((

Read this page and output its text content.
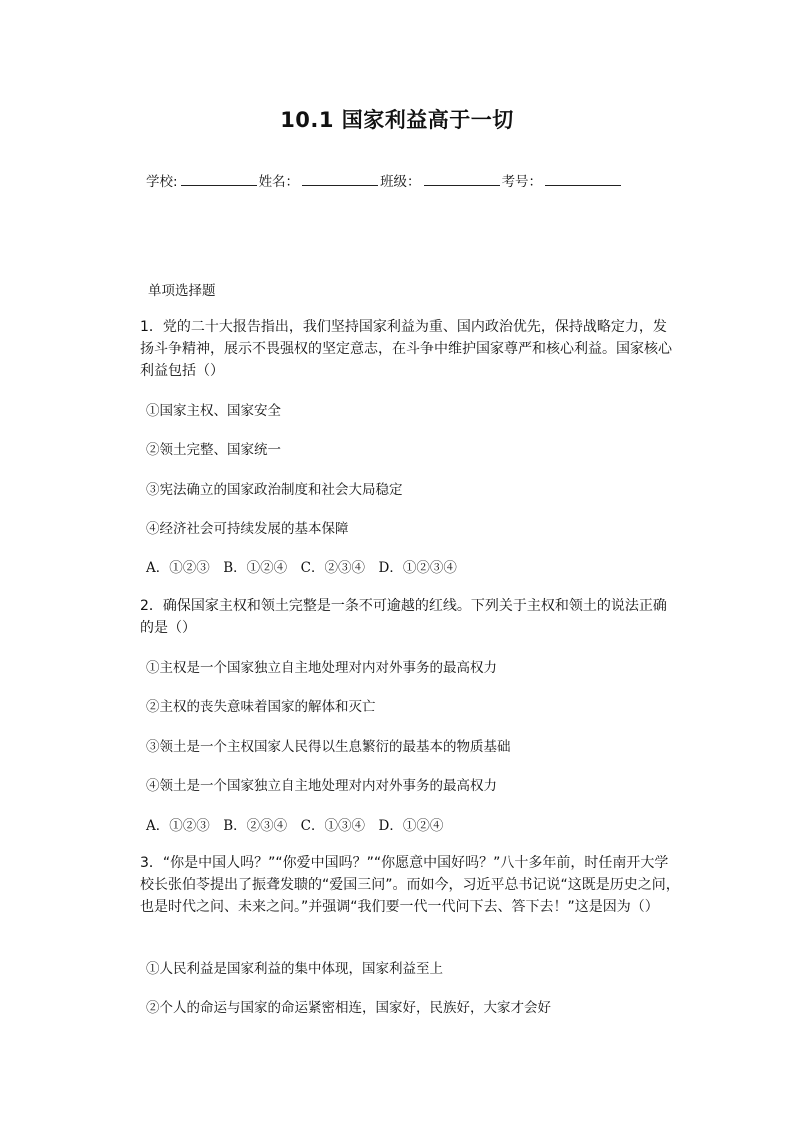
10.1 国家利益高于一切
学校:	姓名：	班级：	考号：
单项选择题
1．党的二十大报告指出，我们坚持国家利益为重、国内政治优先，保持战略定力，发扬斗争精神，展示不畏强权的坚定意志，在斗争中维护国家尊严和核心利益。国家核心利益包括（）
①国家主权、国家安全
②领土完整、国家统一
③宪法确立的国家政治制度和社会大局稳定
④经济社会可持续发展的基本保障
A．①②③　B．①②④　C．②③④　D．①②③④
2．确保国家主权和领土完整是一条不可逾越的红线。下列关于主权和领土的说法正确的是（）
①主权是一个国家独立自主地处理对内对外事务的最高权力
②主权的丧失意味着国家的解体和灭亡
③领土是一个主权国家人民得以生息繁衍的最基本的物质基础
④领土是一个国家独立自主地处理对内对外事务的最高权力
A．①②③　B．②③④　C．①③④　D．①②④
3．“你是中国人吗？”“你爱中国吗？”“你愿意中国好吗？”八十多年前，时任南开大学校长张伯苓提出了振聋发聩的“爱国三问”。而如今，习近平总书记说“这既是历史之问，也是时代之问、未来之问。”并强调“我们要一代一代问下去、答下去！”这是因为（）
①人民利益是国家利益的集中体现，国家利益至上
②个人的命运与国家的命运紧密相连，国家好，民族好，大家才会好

))

» **What you need to do**
Would you return the data exactly as written, without the pictures?

» **Full output**
Read this page and output its text content.
10.1 国家利益高于一切
学校:	姓名：	班级：	考号：
单项选择题
1．党的二十大报告指出，我们坚持国家利益为重、国内政治优先，保持战略定力，发扬斗争精神，展示不畏强权的坚定意志，在斗争中维护国家尊严和核心利益。国家核心利益包括（）
①国家主权、国家安全
②领土完整、国家统一
③宪法确立的国家政治制度和社会大局稳定
④经济社会可持续发展的基本保障
A．①②③　B．①②④　C．②③④　D．①②③④
2．确保国家主权和领土完整是一条不可逾越的红线。下列关于主权和领土的说法正确的是（）
①主权是一个国家独立自主地处理对内对外事务的最高权力
②主权的丧失意味着国家的解体和灭亡
③领土是一个主权国家人民得以生息繁衍的最基本的物质基础
④领土是一个国家独立自主地处理对内对外事务的最高权力
A．①②③　B．②③④　C．①③④　D．①②④
3．“你是中国人吗？”“你爱中国吗？”“你愿意中国好吗？”八十多年前，时任南开大学校长张伯苓提出了振聋发聩的“爱国三问”。而如今，习近平总书记说“这既是历史之问，也是时代之问、未来之问。”并强调“我们要一代一代问下去、答下去！”这是因为（）
①人民利益是国家利益的集中体现，国家利益至上
②个人的命运与国家的命运紧密相连，国家好，民族好，大家才会好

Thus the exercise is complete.